_WHAT NEEDS TO BE DONE_
Scan the entries that follow and copy out every line containing "Flag".

INFORMATION SUPPLIED START

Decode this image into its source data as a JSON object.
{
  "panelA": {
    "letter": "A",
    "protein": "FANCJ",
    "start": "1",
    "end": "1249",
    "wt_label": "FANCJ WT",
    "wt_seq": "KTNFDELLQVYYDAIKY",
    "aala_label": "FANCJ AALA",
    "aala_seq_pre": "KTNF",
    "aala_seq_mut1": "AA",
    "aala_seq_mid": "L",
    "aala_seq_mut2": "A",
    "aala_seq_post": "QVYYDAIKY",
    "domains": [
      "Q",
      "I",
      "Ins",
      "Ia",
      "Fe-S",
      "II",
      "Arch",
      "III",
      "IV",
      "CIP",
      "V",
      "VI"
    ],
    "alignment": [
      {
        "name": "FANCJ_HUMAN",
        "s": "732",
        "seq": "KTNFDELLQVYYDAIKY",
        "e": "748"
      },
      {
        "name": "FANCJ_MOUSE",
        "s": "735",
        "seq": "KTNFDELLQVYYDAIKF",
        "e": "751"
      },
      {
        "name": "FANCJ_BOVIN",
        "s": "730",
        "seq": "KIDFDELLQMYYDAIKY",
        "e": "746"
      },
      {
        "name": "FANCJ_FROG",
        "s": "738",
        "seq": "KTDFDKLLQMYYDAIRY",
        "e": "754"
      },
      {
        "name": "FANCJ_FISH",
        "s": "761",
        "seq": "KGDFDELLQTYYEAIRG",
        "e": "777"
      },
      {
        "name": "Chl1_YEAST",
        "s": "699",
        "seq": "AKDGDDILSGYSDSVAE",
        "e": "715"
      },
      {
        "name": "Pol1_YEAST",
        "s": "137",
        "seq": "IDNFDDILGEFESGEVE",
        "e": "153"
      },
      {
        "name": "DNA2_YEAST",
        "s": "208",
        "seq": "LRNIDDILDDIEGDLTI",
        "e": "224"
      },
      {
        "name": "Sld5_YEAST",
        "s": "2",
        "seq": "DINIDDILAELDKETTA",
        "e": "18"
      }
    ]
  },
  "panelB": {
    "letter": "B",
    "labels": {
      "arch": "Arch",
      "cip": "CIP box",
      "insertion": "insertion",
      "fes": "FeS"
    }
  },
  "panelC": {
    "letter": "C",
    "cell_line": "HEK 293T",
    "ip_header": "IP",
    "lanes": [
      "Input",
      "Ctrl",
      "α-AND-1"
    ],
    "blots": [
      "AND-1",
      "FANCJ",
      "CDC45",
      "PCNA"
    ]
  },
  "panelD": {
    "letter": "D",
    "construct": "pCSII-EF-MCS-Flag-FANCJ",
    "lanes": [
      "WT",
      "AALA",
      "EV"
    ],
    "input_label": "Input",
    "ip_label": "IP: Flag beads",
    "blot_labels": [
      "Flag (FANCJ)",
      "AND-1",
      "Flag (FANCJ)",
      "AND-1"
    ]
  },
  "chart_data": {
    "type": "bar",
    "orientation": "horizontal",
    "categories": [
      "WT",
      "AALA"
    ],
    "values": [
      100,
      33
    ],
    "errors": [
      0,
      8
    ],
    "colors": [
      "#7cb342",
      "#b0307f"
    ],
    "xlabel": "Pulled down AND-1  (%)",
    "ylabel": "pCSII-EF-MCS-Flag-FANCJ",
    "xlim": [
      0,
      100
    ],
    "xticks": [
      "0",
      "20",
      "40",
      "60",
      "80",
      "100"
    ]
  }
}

INFORMATION SUPPLIED END

_YOUR RESPONSE_
    "construct": "pCSII-EF-MCS-Flag-FANCJ",
    "ip_label": "IP: Flag beads",
      "Flag (FANCJ)",
      "Flag (FANCJ)",
    "ylabel": "pCSII-EF-MCS-Flag-FANCJ",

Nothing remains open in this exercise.